* Page excerpt:
* * *

To break even, Chrysler must sell at least 875,000 cars this year, Larsen said. Last year -- the worst for the American auto industry in 19 years -- Chrysler's auto sales totaled 660,000, which was only 8.8 percent of the total for domestically produced cars, far below the 10.1 percent share it had planned on.

Now Chrysler is torn by conflicting goals: the need to squeeze every dollar of profit from current sales, and the necessity to sell its cars, particularly the new K car. It continues to head in the second direction, offering rebates that average $500 or more per car to boost sales, but that eats into the profits.

In short, the company still is not solvent. "Chrysler has been short of cash since mid-December," company Treasurer R. S. Miller said recently. "We're riding on the confidence of our dealers, suppliers and customers" who are willing to stand by the company so long as there is hope of getting the $400 million from the government guarantees.

And the $400 million would not stay with Chrysler very long. A crowd of creditors are waiting, hands out. Chrysler owes at least $200 million to thousands of suppliers who furnish parts for cars and trucks, and the figure could be considerable higher.

How does Chrysler make it? Simple, says Larsen: by selling cars.Traditionally, the Lincoln's Birthday weekend in mid-February marks the start of the spring car sales season, and Chrysler has to get off to a strong start. Most analysts believe that Chrysler's prediction of a total of 9.6 million cars sold by all companies this year is about right unless the economy dips into another recession in the second half of the year. But Chrysler's chances of meeting its goal of getting better than 9 percent of that market are not at all certain.

In addition to meeting its sales goal, Chrysler has to cut costs further. The government's Chrysler Loan Guarantee Board tentatively approved a cost-savings plan requiring $1.2 billion in financial concessions by the banks, suppliers and the United Auto Workers, all of whom must approve the plan in order for Chrysler to qualify for the $400 million.

* * *

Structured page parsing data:
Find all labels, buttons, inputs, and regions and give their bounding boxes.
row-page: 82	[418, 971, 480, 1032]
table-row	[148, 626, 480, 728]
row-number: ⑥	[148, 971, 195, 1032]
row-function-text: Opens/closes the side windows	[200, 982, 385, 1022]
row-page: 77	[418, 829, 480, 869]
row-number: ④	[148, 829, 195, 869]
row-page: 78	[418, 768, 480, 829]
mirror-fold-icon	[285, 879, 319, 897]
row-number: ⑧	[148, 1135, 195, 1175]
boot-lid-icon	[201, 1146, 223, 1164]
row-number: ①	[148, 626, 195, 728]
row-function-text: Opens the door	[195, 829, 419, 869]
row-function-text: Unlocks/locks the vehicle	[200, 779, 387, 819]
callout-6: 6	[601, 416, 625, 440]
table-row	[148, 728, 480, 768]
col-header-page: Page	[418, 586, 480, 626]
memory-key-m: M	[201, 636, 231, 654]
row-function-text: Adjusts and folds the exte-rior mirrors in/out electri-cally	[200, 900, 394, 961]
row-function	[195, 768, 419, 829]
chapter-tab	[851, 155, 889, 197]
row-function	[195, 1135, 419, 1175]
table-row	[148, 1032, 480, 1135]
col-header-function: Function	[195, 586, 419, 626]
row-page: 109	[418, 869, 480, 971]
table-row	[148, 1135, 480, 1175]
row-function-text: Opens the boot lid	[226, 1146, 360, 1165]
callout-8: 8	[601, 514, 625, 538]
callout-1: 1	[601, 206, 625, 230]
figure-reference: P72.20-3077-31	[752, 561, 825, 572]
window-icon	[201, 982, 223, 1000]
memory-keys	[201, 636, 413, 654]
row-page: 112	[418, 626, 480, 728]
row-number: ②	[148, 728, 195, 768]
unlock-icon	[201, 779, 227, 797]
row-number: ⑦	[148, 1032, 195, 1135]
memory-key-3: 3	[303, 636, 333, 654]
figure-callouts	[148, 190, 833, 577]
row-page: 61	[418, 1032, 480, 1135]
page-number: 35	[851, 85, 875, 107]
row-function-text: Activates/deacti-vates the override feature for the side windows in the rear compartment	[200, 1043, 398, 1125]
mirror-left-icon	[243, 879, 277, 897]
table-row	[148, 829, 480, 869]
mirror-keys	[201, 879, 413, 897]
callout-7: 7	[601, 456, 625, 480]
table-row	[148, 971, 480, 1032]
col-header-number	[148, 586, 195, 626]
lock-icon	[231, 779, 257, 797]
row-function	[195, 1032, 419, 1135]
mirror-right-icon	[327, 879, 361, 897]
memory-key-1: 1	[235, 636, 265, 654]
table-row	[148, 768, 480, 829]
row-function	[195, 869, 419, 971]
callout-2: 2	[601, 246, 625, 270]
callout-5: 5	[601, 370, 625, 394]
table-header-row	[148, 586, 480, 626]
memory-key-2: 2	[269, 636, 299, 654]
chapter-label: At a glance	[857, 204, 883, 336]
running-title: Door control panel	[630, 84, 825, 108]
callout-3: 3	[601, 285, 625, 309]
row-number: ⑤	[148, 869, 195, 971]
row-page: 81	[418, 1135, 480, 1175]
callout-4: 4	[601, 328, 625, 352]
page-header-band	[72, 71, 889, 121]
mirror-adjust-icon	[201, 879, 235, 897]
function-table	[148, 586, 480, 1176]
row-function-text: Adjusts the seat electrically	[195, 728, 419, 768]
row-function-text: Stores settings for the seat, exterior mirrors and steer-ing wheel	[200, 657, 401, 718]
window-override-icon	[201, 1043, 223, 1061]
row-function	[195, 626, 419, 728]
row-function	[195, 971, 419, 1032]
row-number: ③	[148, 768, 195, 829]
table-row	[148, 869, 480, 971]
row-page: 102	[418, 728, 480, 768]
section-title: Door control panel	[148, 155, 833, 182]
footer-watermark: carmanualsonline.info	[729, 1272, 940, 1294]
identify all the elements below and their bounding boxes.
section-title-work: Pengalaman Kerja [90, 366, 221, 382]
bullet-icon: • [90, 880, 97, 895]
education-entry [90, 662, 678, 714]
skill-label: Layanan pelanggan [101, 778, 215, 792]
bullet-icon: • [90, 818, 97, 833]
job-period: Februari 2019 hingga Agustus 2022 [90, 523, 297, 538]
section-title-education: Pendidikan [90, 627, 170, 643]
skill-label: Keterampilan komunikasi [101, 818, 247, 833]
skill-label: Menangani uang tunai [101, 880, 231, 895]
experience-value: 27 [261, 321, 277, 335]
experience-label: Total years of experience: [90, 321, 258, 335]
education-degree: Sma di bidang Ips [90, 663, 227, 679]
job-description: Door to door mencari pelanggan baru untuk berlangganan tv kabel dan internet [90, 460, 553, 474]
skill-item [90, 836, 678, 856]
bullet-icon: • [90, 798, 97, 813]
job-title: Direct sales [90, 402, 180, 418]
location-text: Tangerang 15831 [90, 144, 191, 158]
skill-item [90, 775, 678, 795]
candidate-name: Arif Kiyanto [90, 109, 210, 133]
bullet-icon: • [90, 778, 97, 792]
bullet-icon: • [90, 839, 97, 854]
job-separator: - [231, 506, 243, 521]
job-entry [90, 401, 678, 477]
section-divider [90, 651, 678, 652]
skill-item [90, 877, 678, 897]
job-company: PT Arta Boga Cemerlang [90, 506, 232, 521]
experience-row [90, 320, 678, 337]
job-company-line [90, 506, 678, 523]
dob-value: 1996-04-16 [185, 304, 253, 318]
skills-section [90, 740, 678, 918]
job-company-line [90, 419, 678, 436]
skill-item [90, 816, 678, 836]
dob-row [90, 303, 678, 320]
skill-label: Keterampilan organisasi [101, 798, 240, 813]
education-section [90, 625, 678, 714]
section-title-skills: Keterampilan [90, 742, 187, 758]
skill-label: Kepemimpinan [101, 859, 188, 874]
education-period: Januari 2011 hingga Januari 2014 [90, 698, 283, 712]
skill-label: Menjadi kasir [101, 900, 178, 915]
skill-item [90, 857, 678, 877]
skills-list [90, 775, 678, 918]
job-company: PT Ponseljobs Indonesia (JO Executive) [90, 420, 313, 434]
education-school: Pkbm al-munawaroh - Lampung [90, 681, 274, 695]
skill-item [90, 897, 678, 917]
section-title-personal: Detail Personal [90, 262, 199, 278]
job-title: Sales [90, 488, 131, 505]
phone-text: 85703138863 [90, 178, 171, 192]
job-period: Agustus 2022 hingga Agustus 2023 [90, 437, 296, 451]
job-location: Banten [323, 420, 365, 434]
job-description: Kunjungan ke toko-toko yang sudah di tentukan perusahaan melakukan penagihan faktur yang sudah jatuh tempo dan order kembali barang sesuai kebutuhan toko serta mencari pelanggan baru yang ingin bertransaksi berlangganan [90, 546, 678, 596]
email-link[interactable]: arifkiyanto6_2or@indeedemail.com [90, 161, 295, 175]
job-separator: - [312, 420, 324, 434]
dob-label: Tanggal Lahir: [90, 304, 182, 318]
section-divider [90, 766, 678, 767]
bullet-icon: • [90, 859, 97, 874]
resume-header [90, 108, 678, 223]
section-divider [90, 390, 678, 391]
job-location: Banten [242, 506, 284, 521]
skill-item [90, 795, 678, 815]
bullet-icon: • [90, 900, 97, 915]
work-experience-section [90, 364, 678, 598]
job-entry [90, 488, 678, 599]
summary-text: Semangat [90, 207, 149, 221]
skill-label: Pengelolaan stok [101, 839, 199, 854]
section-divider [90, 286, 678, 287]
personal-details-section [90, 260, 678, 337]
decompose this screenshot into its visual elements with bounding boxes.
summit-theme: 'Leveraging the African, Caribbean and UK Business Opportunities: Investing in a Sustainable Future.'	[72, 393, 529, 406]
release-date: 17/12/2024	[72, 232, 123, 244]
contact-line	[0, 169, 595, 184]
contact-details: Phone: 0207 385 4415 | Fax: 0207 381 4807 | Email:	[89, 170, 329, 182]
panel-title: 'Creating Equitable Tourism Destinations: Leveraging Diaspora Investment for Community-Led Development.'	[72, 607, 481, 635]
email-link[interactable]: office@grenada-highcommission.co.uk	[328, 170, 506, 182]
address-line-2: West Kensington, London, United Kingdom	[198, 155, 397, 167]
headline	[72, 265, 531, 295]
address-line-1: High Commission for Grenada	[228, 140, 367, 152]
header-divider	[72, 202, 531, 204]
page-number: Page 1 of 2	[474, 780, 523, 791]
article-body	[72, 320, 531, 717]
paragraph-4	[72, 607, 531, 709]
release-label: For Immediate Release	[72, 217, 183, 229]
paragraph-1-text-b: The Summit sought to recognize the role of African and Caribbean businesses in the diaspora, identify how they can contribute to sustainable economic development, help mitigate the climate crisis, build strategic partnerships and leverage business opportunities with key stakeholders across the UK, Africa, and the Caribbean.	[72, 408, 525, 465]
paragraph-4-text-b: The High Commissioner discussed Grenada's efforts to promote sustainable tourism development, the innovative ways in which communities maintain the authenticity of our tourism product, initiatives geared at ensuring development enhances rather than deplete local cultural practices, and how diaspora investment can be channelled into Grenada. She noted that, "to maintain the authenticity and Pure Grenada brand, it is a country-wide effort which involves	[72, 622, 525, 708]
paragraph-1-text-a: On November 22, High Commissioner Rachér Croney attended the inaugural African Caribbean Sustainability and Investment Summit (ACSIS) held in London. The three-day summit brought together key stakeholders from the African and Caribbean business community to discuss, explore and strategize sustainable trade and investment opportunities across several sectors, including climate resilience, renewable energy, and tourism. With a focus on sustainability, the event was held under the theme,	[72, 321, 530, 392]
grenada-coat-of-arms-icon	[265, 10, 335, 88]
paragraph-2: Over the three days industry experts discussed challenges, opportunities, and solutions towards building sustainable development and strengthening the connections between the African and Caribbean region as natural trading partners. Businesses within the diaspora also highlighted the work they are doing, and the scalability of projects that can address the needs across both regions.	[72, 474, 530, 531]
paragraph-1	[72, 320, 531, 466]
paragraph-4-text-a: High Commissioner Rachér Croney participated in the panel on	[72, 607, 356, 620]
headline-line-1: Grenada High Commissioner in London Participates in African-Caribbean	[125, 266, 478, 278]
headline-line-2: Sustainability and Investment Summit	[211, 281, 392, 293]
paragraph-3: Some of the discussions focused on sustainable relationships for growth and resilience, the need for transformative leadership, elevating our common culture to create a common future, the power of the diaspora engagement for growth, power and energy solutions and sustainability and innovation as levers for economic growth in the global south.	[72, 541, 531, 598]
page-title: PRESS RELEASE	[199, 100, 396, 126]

* * *

* Task prompt: Write out the Chrysler excerpt between "How does Chrysler" and "the $400 million.", inclusive, with "recession" replaced by "downturn". Answer from the Chrysler excerpt alone.

* Finished task:
How does Chrysler make it? Simple, says Larsen: by selling cars.Traditionally, the Lincoln's Birthday weekend in mid-February marks the start of the spring car sales season, and Chrysler has to get off to a strong start. Most analysts believe that Chrysler's prediction of a total of 9.6 million cars sold by all companies this year is about right unless the economy dips into another downturn in the second half of the year. But Chrysler's chances of meeting its goal of getting better than 9 percent of that market are not at all certain.

In addition to meeting its sales goal, Chrysler has to cut costs further. The government's Chrysler Loan Guarantee Board tentatively approved a cost-savings plan requiring $1.2 billion in financial concessions by the banks, suppliers and the United Auto Workers, all of whom must approve the plan in order for Chrysler to qualify for the $400 million.